## TASK DESCRIPTION
Set out every line bearing the string "анализов".
--- Start DATA SECTION ---
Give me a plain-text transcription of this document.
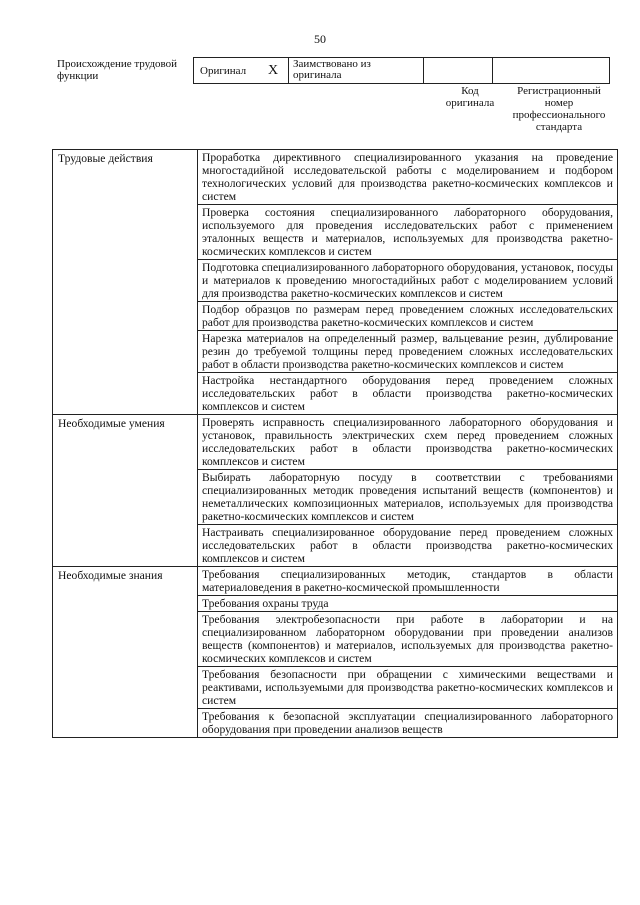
50
Происхождение трудовой функции	Оригинал	X	Заимствовано из оригинала		
Код оригинала
Регистрационный номер профессионального стандарта
Трудовые действия	Проработка директивного специализированного указания на проведение многостадийной исследовательской работы с моделированием и подбором технологических условий для производства ракетно-космических комплексов и систем
	Проверка состояния специализированного лабораторного оборудования, используемого для проведения исследовательских работ с применением эталонных веществ и материалов, используемых для производства ракетно-космических комплексов и систем
	Подготовка специализированного лабораторного оборудования, установок, посуды и материалов к проведению многостадийных работ с моделированием условий для производства ракетно-космических комплексов и систем
	Подбор образцов по размерам перед проведением сложных исследовательских работ для производства ракетно-космических комплексов и систем
	Нарезка материалов на определенный размер, вальцевание резин, дублирование резин до требуемой толщины перед проведением сложных исследовательских работ в области производства ракетно-космических комплексов и систем
	Настройка нестандартного оборудования перед проведением сложных исследовательских работ в области производства ракетно-космических комплексов и систем
Необходимые умения	Проверять исправность специализированного лабораторного оборудования и установок, правильность электрических схем перед проведением сложных исследовательских работ в области производства ракетно-космических комплексов и систем
	Выбирать лабораторную посуду в соответствии с требованиями специализированных методик проведения испытаний веществ (компонентов) и неметаллических композиционных материалов, используемых для производства ракетно-космических комплексов и систем
	Настраивать специализированное оборудование перед проведением сложных исследовательских работ в области производства ракетно-космических комплексов и систем
Необходимые знания	Требования специализированных методик, стандартов в области материаловедения в ракетно-космической промышленности
	Требования охраны труда
	Требования электробезопасности при работе в лаборатории и на специализированном лабораторном оборудовании при проведении анализов веществ (компонентов) и материалов, используемых для производства ракетно-космических комплексов и систем
	Требования безопасности при обращении с химическими веществами и реактивами, используемыми для производства ракетно-космических комплексов и систем
	Требования к безопасной эксплуатации специализированного лабораторного оборудования при проведении анализов веществ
--- End DATA SECTION ---
## FINAL RESULT
	Требования электробезопасности при работе в лаборатории и на специализированном лабораторном оборудовании при проведении анализов веществ (компонентов) и материалов, используемых для производства ракетно-космических комплексов и систем
	Требования к безопасной эксплуатации специализированного лабораторного оборудования при проведении анализов веществ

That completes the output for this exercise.